= EXERCISE PROMPT =
Starting at the beginning of the records and ending at the line containing "Segment this screenshot: for", rewrite the lines with "legend-label" swapped for "legend-entry" wherever it occurs, keeping everything else the same. Omit the pictures from your answer.

[Layout annotation records]
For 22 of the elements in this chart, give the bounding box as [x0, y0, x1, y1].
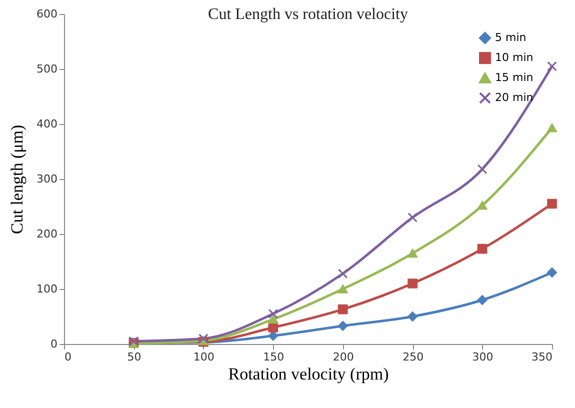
legend-label: 20 min: [495, 91, 534, 104]
x-tick-label: 250: [402, 350, 424, 364]
y-axis-title: Cut length (μm): [8, 124, 27, 234]
y-tick-label: 200: [36, 228, 58, 240]
x-tick-label: 200: [332, 350, 354, 364]
y-tick-label: 400: [36, 118, 58, 130]
y-tick-label: 100: [36, 282, 58, 296]
x-axis-title: Rotation velocity (rpm): [228, 364, 389, 384]
x-tick-label: 300: [472, 350, 494, 364]
x-tick-label: 50: [127, 350, 142, 364]
y-tick-label: 0: [50, 338, 58, 350]
legend-label: 10 min: [495, 51, 534, 64]
y-tick-label: 300: [36, 172, 58, 186]
x-tick-label: 0: [64, 350, 72, 364]
legend-label: 5 min: [495, 31, 526, 44]
chart-title: Cut Length vs rotation velocity: [208, 6, 408, 23]
y-tick-label: 600: [36, 8, 58, 20]
x-tick-label: 150: [263, 350, 284, 364]
y-tick-label: 500: [36, 62, 58, 76]
legend-label: 15 min: [495, 71, 534, 84]
x-tick-label: 100: [193, 350, 214, 364]
x-tick-label: 350: [532, 350, 552, 364]
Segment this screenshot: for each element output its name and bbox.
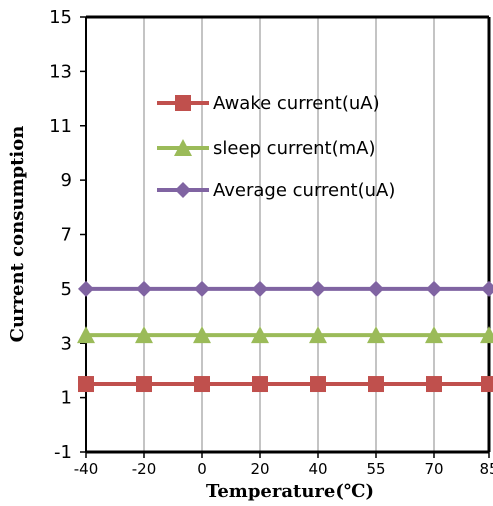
legend-label: Awake current(uA) xyxy=(213,93,380,114)
data-point xyxy=(426,376,442,393)
y-tick-label: 1 xyxy=(61,388,72,409)
data-point xyxy=(425,326,443,344)
data-point xyxy=(194,280,210,297)
legend-marker xyxy=(174,139,192,156)
data-point xyxy=(367,326,385,344)
data-point xyxy=(310,376,326,393)
data-point xyxy=(310,280,326,297)
x-tick-label: 0 xyxy=(197,460,207,478)
y-tick-label: 15 xyxy=(49,7,72,28)
x-tick-label: -40 xyxy=(74,460,99,478)
data-point xyxy=(481,280,493,297)
y-tick-label: 11 xyxy=(49,116,72,137)
x-tick-label: 70 xyxy=(424,460,443,478)
x-tick-label: 40 xyxy=(308,460,327,478)
data-point xyxy=(368,376,384,393)
data-point xyxy=(78,280,94,297)
y-axis-title: Current consumption xyxy=(7,126,28,343)
data-point xyxy=(252,376,268,393)
x-axis-title: Temperature(℃) xyxy=(206,481,374,502)
data-point xyxy=(426,280,442,297)
legend-label: Average current(uA) xyxy=(213,180,395,201)
y-tick-label: 5 xyxy=(61,279,72,300)
data-point xyxy=(78,376,94,393)
legend: Awake current(uA) sleep current(mA) Averag… xyxy=(157,93,395,201)
x-tick-label: 55 xyxy=(366,460,385,478)
series-layer xyxy=(77,280,493,393)
data-point xyxy=(368,280,384,297)
legend-marker xyxy=(175,182,191,198)
data-point xyxy=(481,376,493,393)
y-tick-label: -1 xyxy=(54,442,72,463)
y-tick-label: 7 xyxy=(61,225,72,246)
legend-marker xyxy=(175,95,191,111)
y-tick-label: 9 xyxy=(61,170,72,191)
x-tick-label: 20 xyxy=(250,460,269,478)
data-point xyxy=(480,326,493,344)
data-point xyxy=(194,376,210,393)
data-point xyxy=(135,326,153,344)
grid-layer xyxy=(143,17,435,452)
data-point xyxy=(251,326,269,344)
data-point xyxy=(136,280,152,297)
data-point xyxy=(252,280,268,297)
x-tick-label: 85 xyxy=(479,460,493,478)
data-point xyxy=(77,326,95,344)
y-tick-label: 3 xyxy=(61,333,72,354)
data-point xyxy=(136,376,152,393)
y-tick-label: 13 xyxy=(49,61,72,82)
x-tick-label: -20 xyxy=(132,460,157,478)
data-point xyxy=(193,326,211,344)
data-point xyxy=(309,326,327,344)
legend-label: sleep current(mA) xyxy=(213,138,376,159)
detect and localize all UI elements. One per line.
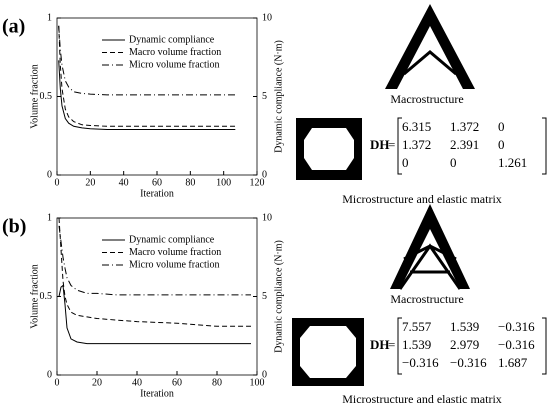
series-line [58, 225, 251, 296]
matrix-bracket [397, 117, 547, 175]
macro-image [383, 2, 477, 91]
x-tick-label: 20 [92, 377, 102, 388]
x-tick-label: 20 [85, 177, 95, 188]
matrix-cell: −0.316 [402, 355, 439, 370]
matrix-cell: 1.372 [450, 119, 479, 134]
macro-caption: Macrostructure [390, 292, 463, 306]
equals-sign: = [388, 337, 395, 352]
x-axis-label: Iteration [140, 388, 174, 399]
macro-caption: Macrostructure [390, 92, 463, 106]
y2-axis-label: Dynamic compliance (N·m) [273, 40, 284, 153]
legend-label: Micro volume fraction [129, 259, 220, 270]
y-tick-label: 0 [47, 369, 52, 380]
micro-caption: Microstructure and elastic matrix [342, 392, 502, 406]
matrix-cell: 0 [402, 155, 409, 170]
micro-caption: Microstructure and elastic matrix [342, 192, 502, 206]
series-line [58, 217, 251, 327]
micro-image [292, 318, 364, 386]
legend-label: Macro volume fraction [129, 247, 221, 258]
y-tick-label: 1 [47, 212, 52, 223]
x-tick-label: 60 [152, 177, 162, 188]
series-line [58, 60, 236, 130]
matrix-cell: 0 [498, 137, 505, 152]
y2-tick-label: 10 [262, 12, 272, 23]
matrix-cell: 0 [450, 155, 457, 170]
y2-tick-label: 10 [262, 212, 272, 223]
matrix-cell: 1.687 [498, 355, 528, 370]
matrix-cell: 7.557 [402, 319, 432, 334]
matrix-cell: −0.316 [498, 337, 535, 352]
y-axis-label: Volume fraction [29, 264, 40, 329]
x-axis-label: Iteration [140, 188, 174, 199]
y2-tick-label: 0 [262, 169, 267, 180]
matrix-cell: 2.391 [450, 137, 479, 152]
y2-tick-label: 5 [262, 291, 267, 302]
legend-label: Macro volume fraction [129, 47, 221, 58]
y2-tick-label: 5 [262, 91, 267, 102]
matrix-bracket [397, 317, 547, 375]
matrix-cell: 1.539 [450, 319, 479, 334]
matrix-name: DH [370, 337, 390, 352]
y2-axis-label: Dynamic compliance (N·m) [273, 240, 284, 353]
panel-label: (b) [2, 216, 26, 238]
micro-image [296, 118, 362, 180]
y-axis-label: Volume fraction [29, 64, 40, 129]
x-tick-label: 40 [132, 377, 142, 388]
series-line [58, 25, 236, 127]
y2-tick-label: 0 [262, 369, 267, 380]
legend-label: Micro volume fraction [129, 59, 220, 70]
x-tick-label: 100 [250, 377, 265, 388]
matrix-cell: 1.539 [402, 337, 431, 352]
x-tick-label: 120 [250, 177, 265, 188]
matrix-cell: 1.261 [498, 155, 527, 170]
x-tick-label: 0 [55, 177, 60, 188]
x-tick-label: 40 [119, 177, 129, 188]
matrix-cell: 1.372 [402, 137, 431, 152]
legend-label: Dynamic compliance [129, 34, 215, 45]
y-tick-label: 0 [47, 169, 52, 180]
x-tick-label: 80 [212, 377, 222, 388]
matrix-cell: −0.316 [450, 355, 487, 370]
y-tick-label: 1 [47, 12, 52, 23]
x-tick-label: 100 [216, 177, 231, 188]
matrix-cell: −0.316 [498, 319, 535, 334]
x-tick-label: 80 [185, 177, 195, 188]
matrix-cell: 0 [498, 119, 505, 134]
x-tick-label: 0 [55, 377, 60, 388]
matrix-name: DH [370, 137, 390, 152]
y-tick-label: 0.5 [40, 291, 53, 302]
equals-sign: = [388, 137, 395, 152]
x-tick-label: 60 [172, 377, 182, 388]
matrix-cell: 2.979 [450, 337, 479, 352]
panel-label: (a) [2, 16, 25, 38]
series-line [58, 284, 251, 345]
legend-label: Dynamic compliance [129, 234, 215, 245]
macro-image [388, 202, 472, 291]
y-tick-label: 0.5 [40, 91, 53, 102]
matrix-cell: 6.315 [402, 119, 431, 134]
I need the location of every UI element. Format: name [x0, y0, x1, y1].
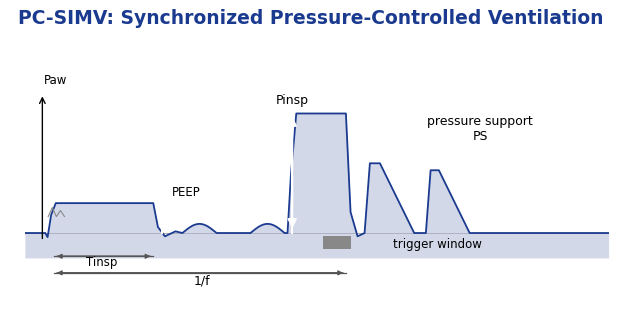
Bar — [322, 236, 351, 249]
Text: pressure support
PS: pressure support PS — [427, 115, 533, 143]
Text: PC-SIMV: Synchronized Pressure-Controlled Ventilation: PC-SIMV: Synchronized Pressure-Controlle… — [18, 9, 603, 28]
Text: Tinsp: Tinsp — [86, 256, 117, 269]
Text: 1/f: 1/f — [194, 274, 211, 288]
Text: Pinsp: Pinsp — [276, 94, 309, 106]
Text: PEEP: PEEP — [172, 186, 201, 199]
Text: trigger window: trigger window — [392, 238, 481, 251]
Text: Paw: Paw — [44, 74, 68, 87]
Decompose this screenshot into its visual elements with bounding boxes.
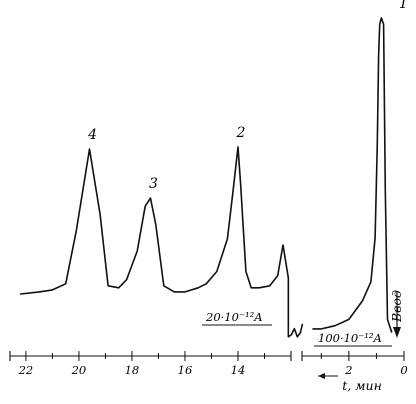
x-tick-label-r0: 0 <box>400 363 407 377</box>
peak-label-1: 1 <box>399 0 408 12</box>
peak-label-4: 4 <box>87 127 97 143</box>
x-tick-label-16: 16 <box>178 363 193 377</box>
x-tick-label-20: 20 <box>71 363 87 377</box>
x-tick-label-22: 22 <box>18 363 34 377</box>
sensitivity-label-right: 100·10⁻¹²A <box>318 331 382 345</box>
time-direction-arrow-head <box>318 373 325 379</box>
chromatogram-trace-right <box>312 17 393 333</box>
chromatogram-trace-left <box>19 146 290 295</box>
peak-label-2: 2 <box>236 125 246 141</box>
sensitivity-label-left: 20·10⁻¹²A <box>205 310 263 324</box>
x-tick-label-18: 18 <box>125 363 140 377</box>
x-tick-label-14: 14 <box>231 363 246 377</box>
peak-label-3: 3 <box>149 176 158 192</box>
sensitivity-switch-tail <box>287 276 304 338</box>
injection-arrow-head <box>393 327 401 338</box>
x-tick-label-r2: 2 <box>344 363 352 377</box>
x-axis-label: t, мин <box>342 378 382 393</box>
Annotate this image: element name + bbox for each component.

= TASK ANSWER =
For 22 of the elements in this chart, give the bounding box as [x0, y0, x1, y1].
legend-entry: 20 min: [495, 91, 534, 104]
x-tick-label: 250: [402, 350, 424, 364]
y-axis-title: Cut length (μm): [8, 124, 27, 234]
y-tick-label: 200: [36, 228, 58, 240]
x-tick-label: 200: [332, 350, 354, 364]
y-tick-label: 400: [36, 118, 58, 130]
y-tick-label: 100: [36, 282, 58, 296]
x-axis-title: Rotation velocity (rpm): [228, 364, 389, 384]
x-tick-label: 300: [472, 350, 494, 364]
x-tick-label: 50: [127, 350, 142, 364]
y-tick-label: 0: [50, 338, 58, 350]
legend-entry: 10 min: [495, 51, 534, 64]
y-tick-label: 300: [36, 172, 58, 186]
x-tick-label: 0: [64, 350, 72, 364]
legend-entry: 5 min: [495, 31, 526, 44]
chart-title: Cut Length vs rotation velocity: [208, 6, 408, 23]
y-tick-label: 600: [36, 8, 58, 20]
x-tick-label: 150: [263, 350, 284, 364]
y-tick-label: 500: [36, 62, 58, 76]
legend-entry: 15 min: [495, 71, 534, 84]
x-tick-label: 100: [193, 350, 214, 364]
x-tick-label: 350: [532, 350, 552, 364]
Segment this screenshot: for each element output its name and bbox.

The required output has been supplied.